Supplied data
----------

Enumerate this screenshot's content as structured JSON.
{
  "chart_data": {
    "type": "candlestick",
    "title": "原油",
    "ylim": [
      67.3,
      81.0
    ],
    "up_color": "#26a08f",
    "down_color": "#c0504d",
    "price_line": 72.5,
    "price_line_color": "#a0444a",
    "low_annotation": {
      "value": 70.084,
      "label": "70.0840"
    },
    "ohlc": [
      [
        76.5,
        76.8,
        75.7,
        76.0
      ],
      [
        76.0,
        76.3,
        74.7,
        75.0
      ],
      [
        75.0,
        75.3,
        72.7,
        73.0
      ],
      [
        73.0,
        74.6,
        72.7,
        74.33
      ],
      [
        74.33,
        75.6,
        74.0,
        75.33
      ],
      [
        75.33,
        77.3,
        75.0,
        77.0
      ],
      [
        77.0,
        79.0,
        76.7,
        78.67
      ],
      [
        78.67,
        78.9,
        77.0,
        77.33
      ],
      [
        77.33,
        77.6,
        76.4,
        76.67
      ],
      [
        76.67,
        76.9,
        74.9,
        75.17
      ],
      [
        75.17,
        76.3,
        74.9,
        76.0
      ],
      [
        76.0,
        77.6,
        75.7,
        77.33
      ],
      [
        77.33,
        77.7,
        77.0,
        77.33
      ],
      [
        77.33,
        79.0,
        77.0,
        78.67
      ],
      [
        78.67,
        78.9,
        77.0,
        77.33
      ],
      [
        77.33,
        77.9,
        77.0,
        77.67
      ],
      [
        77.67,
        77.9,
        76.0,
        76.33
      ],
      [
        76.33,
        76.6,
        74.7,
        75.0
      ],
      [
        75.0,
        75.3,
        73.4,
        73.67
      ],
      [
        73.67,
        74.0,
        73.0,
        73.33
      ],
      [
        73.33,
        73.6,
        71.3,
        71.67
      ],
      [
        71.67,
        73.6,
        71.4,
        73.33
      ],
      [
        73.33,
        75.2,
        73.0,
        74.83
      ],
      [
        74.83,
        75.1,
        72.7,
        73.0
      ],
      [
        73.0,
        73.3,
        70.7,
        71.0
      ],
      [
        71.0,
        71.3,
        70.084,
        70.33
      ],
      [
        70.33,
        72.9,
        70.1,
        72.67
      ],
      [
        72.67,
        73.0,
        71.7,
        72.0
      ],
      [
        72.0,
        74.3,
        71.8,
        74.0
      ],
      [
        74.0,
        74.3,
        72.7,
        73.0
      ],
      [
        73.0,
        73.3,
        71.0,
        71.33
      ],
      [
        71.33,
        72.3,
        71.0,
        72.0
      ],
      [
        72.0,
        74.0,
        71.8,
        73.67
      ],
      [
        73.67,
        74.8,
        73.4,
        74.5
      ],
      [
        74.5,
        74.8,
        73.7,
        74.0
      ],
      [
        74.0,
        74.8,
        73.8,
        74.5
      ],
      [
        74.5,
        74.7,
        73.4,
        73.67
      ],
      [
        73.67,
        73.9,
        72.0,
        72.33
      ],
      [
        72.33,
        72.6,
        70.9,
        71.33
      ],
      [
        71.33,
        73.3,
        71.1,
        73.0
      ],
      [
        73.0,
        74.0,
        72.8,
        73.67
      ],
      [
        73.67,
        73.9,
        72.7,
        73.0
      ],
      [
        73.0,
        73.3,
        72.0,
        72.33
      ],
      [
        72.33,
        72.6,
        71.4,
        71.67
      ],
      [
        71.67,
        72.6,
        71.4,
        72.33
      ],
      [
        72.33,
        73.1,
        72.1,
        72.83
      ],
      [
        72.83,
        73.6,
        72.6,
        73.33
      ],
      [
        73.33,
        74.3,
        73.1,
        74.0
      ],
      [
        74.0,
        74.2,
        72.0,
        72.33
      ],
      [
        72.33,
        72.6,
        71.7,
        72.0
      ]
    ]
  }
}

----------

Exercise prompt
Copy out the data shown above without altering anything.

Correct output
Enumerate this screenshot's content as structured JSON.
{
  "chart_data": {
    "type": "candlestick",
    "title": "原油",
    "ylim": [
      67.3,
      81.0
    ],
    "up_color": "#26a08f",
    "down_color": "#c0504d",
    "price_line": 72.5,
    "price_line_color": "#a0444a",
    "low_annotation": {
      "value": 70.084,
      "label": "70.0840"
    },
    "ohlc": [
      [
        76.5,
        76.8,
        75.7,
        76.0
      ],
      [
        76.0,
        76.3,
        74.7,
        75.0
      ],
      [
        75.0,
        75.3,
        72.7,
        73.0
      ],
      [
        73.0,
        74.6,
        72.7,
        74.33
      ],
      [
        74.33,
        75.6,
        74.0,
        75.33
      ],
      [
        75.33,
        77.3,
        75.0,
        77.0
      ],
      [
        77.0,
        79.0,
        76.7,
        78.67
      ],
      [
        78.67,
        78.9,
        77.0,
        77.33
      ],
      [
        77.33,
        77.6,
        76.4,
        76.67
      ],
      [
        76.67,
        76.9,
        74.9,
        75.17
      ],
      [
        75.17,
        76.3,
        74.9,
        76.0
      ],
      [
        76.0,
        77.6,
        75.7,
        77.33
      ],
      [
        77.33,
        77.7,
        77.0,
        77.33
      ],
      [
        77.33,
        79.0,
        77.0,
        78.67
      ],
      [
        78.67,
        78.9,
        77.0,
        77.33
      ],
      [
        77.33,
        77.9,
        77.0,
        77.67
      ],
      [
        77.67,
        77.9,
        76.0,
        76.33
      ],
      [
        76.33,
        76.6,
        74.7,
        75.0
      ],
      [
        75.0,
        75.3,
        73.4,
        73.67
      ],
      [
        73.67,
        74.0,
        73.0,
        73.33
      ],
      [
        73.33,
        73.6,
        71.3,
        71.67
      ],
      [
        71.67,
        73.6,
        71.4,
        73.33
      ],
      [
        73.33,
        75.2,
        73.0,
        74.83
      ],
      [
        74.83,
        75.1,
        72.7,
        73.0
      ],
      [
        73.0,
        73.3,
        70.7,
        71.0
      ],
      [
        71.0,
        71.3,
        70.084,
        70.33
      ],
      [
        70.33,
        72.9,
        70.1,
        72.67
      ],
      [
        72.67,
        73.0,
        71.7,
        72.0
      ],
      [
        72.0,
        74.3,
        71.8,
        74.0
      ],
      [
        74.0,
        74.3,
        72.7,
        73.0
      ],
      [
        73.0,
        73.3,
        71.0,
        71.33
      ],
      [
        71.33,
        72.3,
        71.0,
        72.0
      ],
      [
        72.0,
        74.0,
        71.8,
        73.67
      ],
      [
        73.67,
        74.8,
        73.4,
        74.5
      ],
      [
        74.5,
        74.8,
        73.7,
        74.0
      ],
      [
        74.0,
        74.8,
        73.8,
        74.5
      ],
      [
        74.5,
        74.7,
        73.4,
        73.67
      ],
      [
        73.67,
        73.9,
        72.0,
        72.33
      ],
      [
        72.33,
        72.6,
        70.9,
        71.33
      ],
      [
        71.33,
        73.3,
        71.1,
        73.0
      ],
      [
        73.0,
        74.0,
        72.8,
        73.67
      ],
      [
        73.67,
        73.9,
        72.7,
        73.0
      ],
      [
        73.0,
        73.3,
        72.0,
        72.33
      ],
      [
        72.33,
        72.6,
        71.4,
        71.67
      ],
      [
        71.67,
        72.6,
        71.4,
        72.33
      ],
      [
        72.33,
        73.1,
        72.1,
        72.83
      ],
      [
        72.83,
        73.6,
        72.6,
        73.33
      ],
      [
        73.33,
        74.3,
        73.1,
        74.0
      ],
      [
        74.0,
        74.2,
        72.0,
        72.33
      ],
      [
        72.33,
        72.6,
        71.7,
        72.0
      ]
    ]
  }
}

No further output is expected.